Direction — Pictures in the data below are not part of the copy; transcribe everything else exactly.

[Collected data]
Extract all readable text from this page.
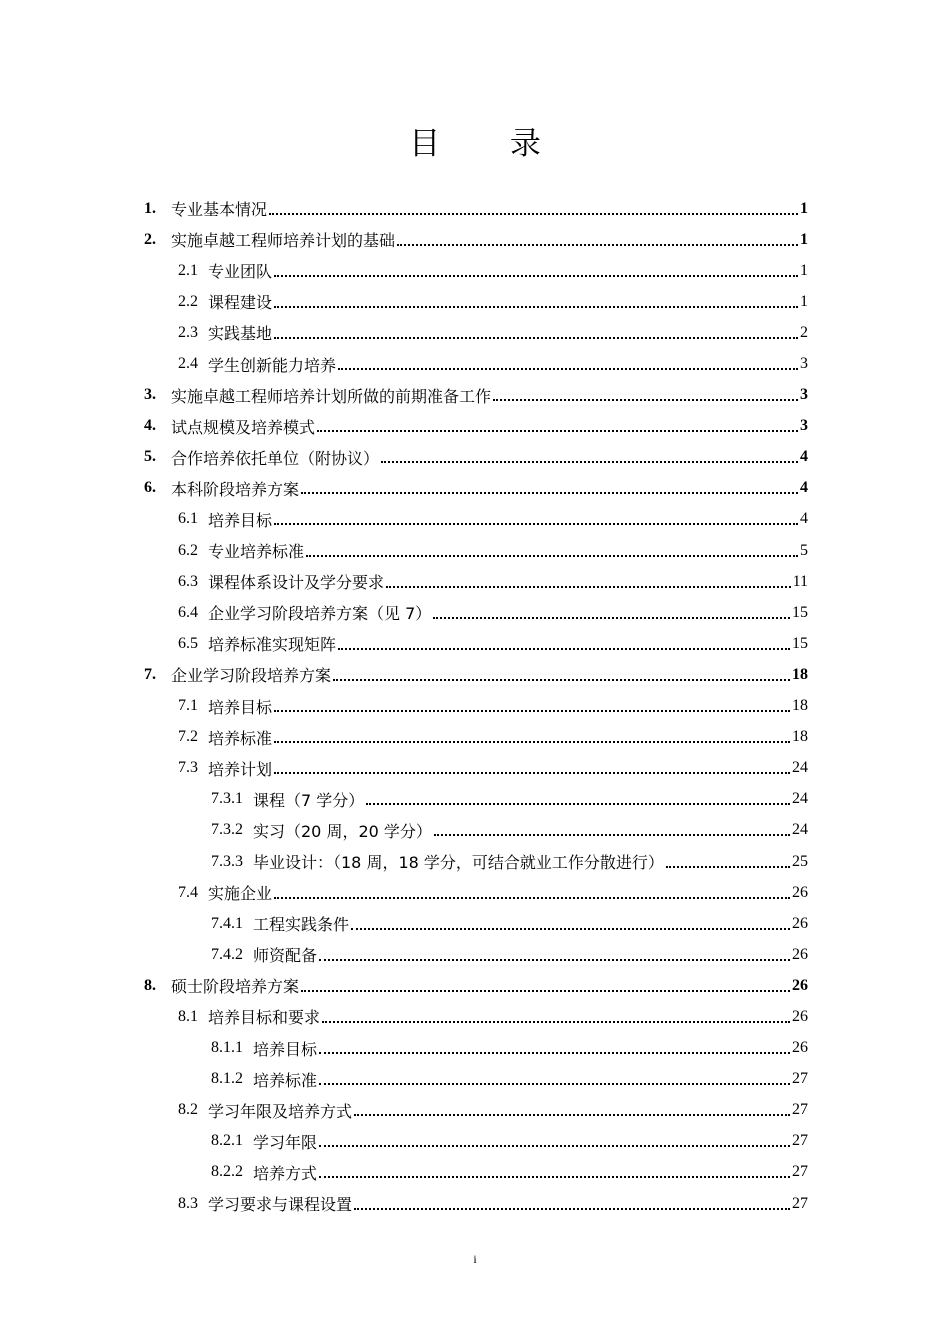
目 录
1. 专业基本情况	1
2. 实施卓越工程师培养计划的基础	1
2.1 专业团队	1
2.2 课程建设	1
2.3 实践基地	2
2.4 学生创新能力培养	3
3. 实施卓越工程师培养计划所做的前期准备工作	3
4. 试点规模及培养模式	3
5. 合作培养依托单位（附协议）	4
6. 本科阶段培养方案	4
6.1 培养目标	4
6.2 专业培养标准	5
6.3 课程体系设计及学分要求	11
6.4 企业学习阶段培养方案（见 7）	15
6.5 培养标准实现矩阵	15
7. 企业学习阶段培养方案	18
7.1 培养目标	18
7.2 培养标准	18
7.3 培养计划	24
7.3.1 课程（7 学分）	24
7.3.2 实习（20 周，20 学分）	24
7.3.3 毕业设计：（18 周，18 学分，可结合就业工作分散进行）	25
7.4 实施企业	26
7.4.1 工程实践条件	26
7.4.2 师资配备	26
8. 硕士阶段培养方案	26
8.1 培养目标和要求	26
8.1.1 培养目标	26
8.1.2 培养标准	27
8.2 学习年限及培养方式	27
8.2.1 学习年限	27
8.2.2 培养方式	27
8.3 学习要求与课程设置	27
i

Complete output —
Extract all readable text from this page.
目 录
1. 专业基本情况	1
2. 实施卓越工程师培养计划的基础	1
2.1 专业团队	1
2.2 课程建设	1
2.3 实践基地	2
2.4 学生创新能力培养	3
3. 实施卓越工程师培养计划所做的前期准备工作	3
4. 试点规模及培养模式	3
5. 合作培养依托单位（附协议）	4
6. 本科阶段培养方案	4
6.1 培养目标	4
6.2 专业培养标准	5
6.3 课程体系设计及学分要求	11
6.4 企业学习阶段培养方案（见 7）	15
6.5 培养标准实现矩阵	15
7. 企业学习阶段培养方案	18
7.1 培养目标	18
7.2 培养标准	18
7.3 培养计划	24
7.3.1 课程（7 学分）	24
7.3.2 实习（20 周，20 学分）	24
7.3.3 毕业设计：（18 周，18 学分，可结合就业工作分散进行）	25
7.4 实施企业	26
7.4.1 工程实践条件	26
7.4.2 师资配备	26
8. 硕士阶段培养方案	26
8.1 培养目标和要求	26
8.1.1 培养目标	26
8.1.2 培养标准	27
8.2 学习年限及培养方式	27
8.2.1 学习年限	27
8.2.2 培养方式	27
8.3 学习要求与课程设置	27
i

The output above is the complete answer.